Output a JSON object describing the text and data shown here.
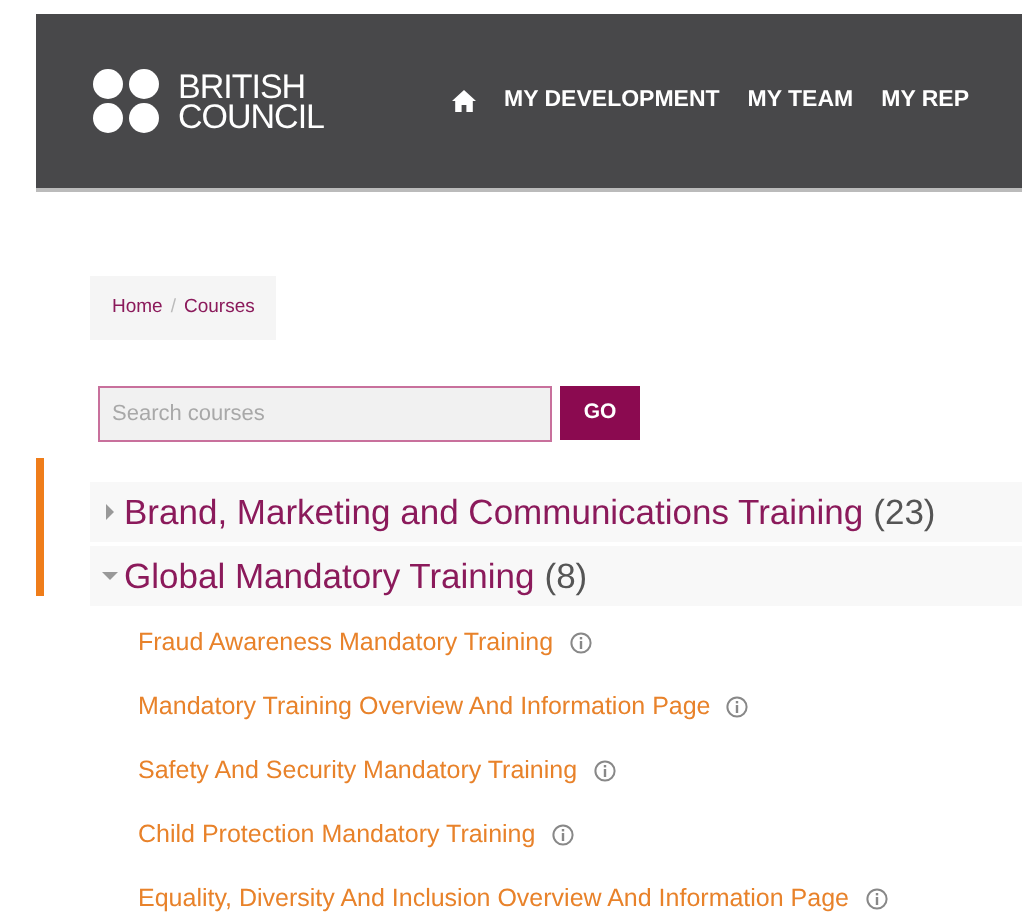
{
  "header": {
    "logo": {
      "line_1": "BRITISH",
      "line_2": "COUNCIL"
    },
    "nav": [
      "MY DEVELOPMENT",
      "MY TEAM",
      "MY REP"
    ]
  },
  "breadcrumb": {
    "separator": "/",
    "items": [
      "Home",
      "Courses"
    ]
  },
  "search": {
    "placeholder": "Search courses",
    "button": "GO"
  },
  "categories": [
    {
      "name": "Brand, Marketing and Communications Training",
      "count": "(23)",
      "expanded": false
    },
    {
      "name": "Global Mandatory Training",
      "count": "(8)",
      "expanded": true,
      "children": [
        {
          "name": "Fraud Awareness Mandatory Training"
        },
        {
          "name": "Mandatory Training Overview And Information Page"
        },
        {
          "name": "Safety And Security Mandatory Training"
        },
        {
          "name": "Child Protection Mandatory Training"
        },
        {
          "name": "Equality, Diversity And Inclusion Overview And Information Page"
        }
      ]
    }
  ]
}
= = = = = = =
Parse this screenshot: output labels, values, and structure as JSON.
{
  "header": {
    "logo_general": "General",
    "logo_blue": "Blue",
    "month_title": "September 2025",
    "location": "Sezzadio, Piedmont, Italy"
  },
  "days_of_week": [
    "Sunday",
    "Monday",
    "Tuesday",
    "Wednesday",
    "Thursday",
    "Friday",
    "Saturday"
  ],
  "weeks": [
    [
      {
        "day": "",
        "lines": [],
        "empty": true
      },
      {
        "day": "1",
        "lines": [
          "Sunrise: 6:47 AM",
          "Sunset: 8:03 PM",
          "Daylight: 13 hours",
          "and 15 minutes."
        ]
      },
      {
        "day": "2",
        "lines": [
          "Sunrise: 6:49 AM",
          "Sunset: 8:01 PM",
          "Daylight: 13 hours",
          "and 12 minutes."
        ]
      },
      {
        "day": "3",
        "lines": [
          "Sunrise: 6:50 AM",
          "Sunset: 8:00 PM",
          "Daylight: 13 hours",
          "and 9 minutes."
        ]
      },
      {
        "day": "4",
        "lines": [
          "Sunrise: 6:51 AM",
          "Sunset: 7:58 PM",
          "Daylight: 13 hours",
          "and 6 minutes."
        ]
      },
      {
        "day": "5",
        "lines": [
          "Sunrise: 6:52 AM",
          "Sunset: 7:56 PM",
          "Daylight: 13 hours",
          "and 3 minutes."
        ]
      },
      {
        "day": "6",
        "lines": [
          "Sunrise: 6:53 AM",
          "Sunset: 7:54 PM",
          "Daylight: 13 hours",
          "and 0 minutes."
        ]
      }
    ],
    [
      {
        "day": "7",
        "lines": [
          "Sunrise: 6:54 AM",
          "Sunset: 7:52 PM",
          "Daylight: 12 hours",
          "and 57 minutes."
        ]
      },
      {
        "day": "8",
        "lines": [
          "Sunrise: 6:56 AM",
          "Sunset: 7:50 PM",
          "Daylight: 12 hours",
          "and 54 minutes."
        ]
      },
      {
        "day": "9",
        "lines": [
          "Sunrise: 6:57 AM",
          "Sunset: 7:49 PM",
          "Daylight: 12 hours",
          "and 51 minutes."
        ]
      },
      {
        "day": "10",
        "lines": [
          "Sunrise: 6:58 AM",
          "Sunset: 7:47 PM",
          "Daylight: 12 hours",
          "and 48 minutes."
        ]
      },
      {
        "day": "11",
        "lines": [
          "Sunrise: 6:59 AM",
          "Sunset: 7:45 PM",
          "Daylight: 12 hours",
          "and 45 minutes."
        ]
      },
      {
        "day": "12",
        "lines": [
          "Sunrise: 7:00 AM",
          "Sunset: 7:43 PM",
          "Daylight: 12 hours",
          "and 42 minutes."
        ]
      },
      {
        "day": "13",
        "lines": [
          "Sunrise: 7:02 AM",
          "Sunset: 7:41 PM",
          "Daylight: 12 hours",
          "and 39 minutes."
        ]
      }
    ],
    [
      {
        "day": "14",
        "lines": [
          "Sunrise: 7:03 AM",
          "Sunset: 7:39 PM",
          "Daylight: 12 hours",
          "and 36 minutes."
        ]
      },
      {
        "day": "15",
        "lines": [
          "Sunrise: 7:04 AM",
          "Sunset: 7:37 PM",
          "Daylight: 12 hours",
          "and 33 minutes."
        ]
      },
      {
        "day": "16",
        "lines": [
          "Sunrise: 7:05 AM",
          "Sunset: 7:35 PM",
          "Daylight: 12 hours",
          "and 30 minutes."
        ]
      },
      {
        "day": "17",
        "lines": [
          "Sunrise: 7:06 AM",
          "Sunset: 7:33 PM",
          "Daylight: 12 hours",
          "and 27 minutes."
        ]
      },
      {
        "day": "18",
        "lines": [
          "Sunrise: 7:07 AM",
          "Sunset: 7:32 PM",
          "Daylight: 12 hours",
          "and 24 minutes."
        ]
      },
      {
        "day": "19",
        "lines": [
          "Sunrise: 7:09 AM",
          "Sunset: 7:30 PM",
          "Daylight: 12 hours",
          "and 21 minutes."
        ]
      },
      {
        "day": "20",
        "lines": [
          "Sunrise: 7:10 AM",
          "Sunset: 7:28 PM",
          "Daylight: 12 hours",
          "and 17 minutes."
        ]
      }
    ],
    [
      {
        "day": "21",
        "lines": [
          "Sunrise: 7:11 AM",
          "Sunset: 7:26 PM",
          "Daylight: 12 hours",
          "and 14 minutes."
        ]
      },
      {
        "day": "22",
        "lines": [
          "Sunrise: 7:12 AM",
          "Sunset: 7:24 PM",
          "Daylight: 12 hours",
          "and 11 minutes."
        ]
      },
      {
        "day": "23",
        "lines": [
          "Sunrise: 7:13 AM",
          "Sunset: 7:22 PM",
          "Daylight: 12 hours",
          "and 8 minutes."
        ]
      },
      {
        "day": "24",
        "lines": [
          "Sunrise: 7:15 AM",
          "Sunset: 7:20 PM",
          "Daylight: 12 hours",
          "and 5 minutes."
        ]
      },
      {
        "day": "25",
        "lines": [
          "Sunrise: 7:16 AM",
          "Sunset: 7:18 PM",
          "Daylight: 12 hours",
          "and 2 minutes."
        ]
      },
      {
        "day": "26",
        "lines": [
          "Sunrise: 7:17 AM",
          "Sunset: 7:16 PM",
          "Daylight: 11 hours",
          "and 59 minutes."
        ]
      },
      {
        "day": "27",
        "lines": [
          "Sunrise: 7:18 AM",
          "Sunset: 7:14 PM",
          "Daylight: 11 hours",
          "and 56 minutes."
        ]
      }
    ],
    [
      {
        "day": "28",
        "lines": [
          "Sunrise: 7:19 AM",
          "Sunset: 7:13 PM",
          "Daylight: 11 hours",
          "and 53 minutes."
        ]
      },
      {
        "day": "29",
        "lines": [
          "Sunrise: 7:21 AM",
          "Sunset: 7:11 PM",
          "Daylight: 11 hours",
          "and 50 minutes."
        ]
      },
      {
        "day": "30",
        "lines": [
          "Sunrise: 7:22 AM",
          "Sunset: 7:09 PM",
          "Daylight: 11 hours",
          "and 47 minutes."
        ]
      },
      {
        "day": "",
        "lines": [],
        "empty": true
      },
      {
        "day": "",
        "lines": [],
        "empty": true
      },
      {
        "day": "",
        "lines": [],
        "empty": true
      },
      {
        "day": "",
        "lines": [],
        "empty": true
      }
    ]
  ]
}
= = = = = = =
▶ WHAT YOU HAVE TO DO: Gather each line of the records holding the string "Page".

▶ OUTPUT FOR THIS EXERCISE:
          "name": "Mandatory Training Overview And Information Page"
          "name": "Equality, Diversity And Inclusion Overview And Information Page"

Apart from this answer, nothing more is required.